**Exercise objective:** Extract all records. Keep each one exact.

**Extracted entries:**
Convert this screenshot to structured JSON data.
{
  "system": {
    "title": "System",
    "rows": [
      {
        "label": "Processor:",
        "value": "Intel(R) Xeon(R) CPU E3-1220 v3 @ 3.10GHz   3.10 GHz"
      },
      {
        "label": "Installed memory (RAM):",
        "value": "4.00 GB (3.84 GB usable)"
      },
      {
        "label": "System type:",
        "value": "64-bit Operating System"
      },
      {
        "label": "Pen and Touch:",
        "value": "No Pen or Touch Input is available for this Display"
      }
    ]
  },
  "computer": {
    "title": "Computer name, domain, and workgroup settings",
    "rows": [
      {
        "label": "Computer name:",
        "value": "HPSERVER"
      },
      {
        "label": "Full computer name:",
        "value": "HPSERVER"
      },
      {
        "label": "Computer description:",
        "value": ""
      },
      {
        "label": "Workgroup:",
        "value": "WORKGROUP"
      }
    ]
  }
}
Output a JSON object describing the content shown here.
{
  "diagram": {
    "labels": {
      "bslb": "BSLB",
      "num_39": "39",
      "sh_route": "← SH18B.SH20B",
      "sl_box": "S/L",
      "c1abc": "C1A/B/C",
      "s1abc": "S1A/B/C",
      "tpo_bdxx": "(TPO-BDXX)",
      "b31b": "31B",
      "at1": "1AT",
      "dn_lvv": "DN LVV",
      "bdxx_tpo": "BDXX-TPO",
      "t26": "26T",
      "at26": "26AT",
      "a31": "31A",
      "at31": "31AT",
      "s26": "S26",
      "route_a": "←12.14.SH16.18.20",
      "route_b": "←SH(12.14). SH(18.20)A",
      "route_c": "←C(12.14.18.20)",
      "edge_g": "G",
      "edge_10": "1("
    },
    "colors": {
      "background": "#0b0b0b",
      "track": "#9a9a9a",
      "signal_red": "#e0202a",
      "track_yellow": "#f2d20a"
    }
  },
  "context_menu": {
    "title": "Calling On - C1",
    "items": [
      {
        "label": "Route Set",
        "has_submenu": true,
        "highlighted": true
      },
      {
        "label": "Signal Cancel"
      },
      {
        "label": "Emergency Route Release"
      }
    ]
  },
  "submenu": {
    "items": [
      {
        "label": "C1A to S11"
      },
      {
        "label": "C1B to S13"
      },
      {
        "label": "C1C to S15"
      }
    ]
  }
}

**Written answer:**
Convert this screenshot to structured JSON data.
{
  "system": {
    "title": "System",
    "rows": [
      {
        "label": "Processor:",
        "value": "Intel(R) Xeon(R) CPU E3-1220 v3 @ 3.10GHz   3.10 GHz"
      },
      {
        "label": "Installed memory (RAM):",
        "value": "4.00 GB (3.84 GB usable)"
      },
      {
        "label": "System type:",
        "value": "64-bit Operating System"
      },
      {
        "label": "Pen and Touch:",
        "value": "No Pen or Touch Input is available for this Display"
      }
    ]
  },
  "computer": {
    "title": "Computer name, domain, and workgroup settings",
    "rows": [
      {
        "label": "Computer name:",
        "value": "HPSERVER"
      },
      {
        "label": "Full computer name:",
        "value": "HPSERVER"
      },
      {
        "label": "Computer description:",
        "value": ""
      },
      {
        "label": "Workgroup:",
        "value": "WORKGROUP"
      }
    ]
  }
}
Output a JSON object describing the content shown here.
{
  "diagram": {
    "labels": {
      "bslb": "BSLB",
      "num_39": "39",
      "sh_route": "← SH18B.SH20B",
      "sl_box": "S/L",
      "c1abc": "C1A/B/C",
      "s1abc": "S1A/B/C",
      "tpo_bdxx": "(TPO-BDXX)",
      "b31b": "31B",
      "at1": "1AT",
      "dn_lvv": "DN LVV",
      "bdxx_tpo": "BDXX-TPO",
      "t26": "26T",
      "at26": "26AT",
      "a31": "31A",
      "at31": "31AT",
      "s26": "S26",
      "route_a": "←12.14.SH16.18.20",
      "route_b": "←SH(12.14). SH(18.20)A",
      "route_c": "←C(12.14.18.20)",
      "edge_g": "G",
      "edge_10": "1("
    },
    "colors": {
      "background": "#0b0b0b",
      "track": "#9a9a9a",
      "signal_red": "#e0202a",
      "track_yellow": "#f2d20a"
    }
  },
  "context_menu": {
    "title": "Calling On - C1",
    "items": [
      {
        "label": "Route Set",
        "has_submenu": true,
        "highlighted": true
      },
      {
        "label": "Signal Cancel"
      },
      {
        "label": "Emergency Route Release"
      }
    ]
  },
  "submenu": {
    "items": [
      {
        "label": "C1A to S11"
      },
      {
        "label": "C1B to S13"
      },
      {
        "label": "C1C to S15"
      }
    ]
  }
}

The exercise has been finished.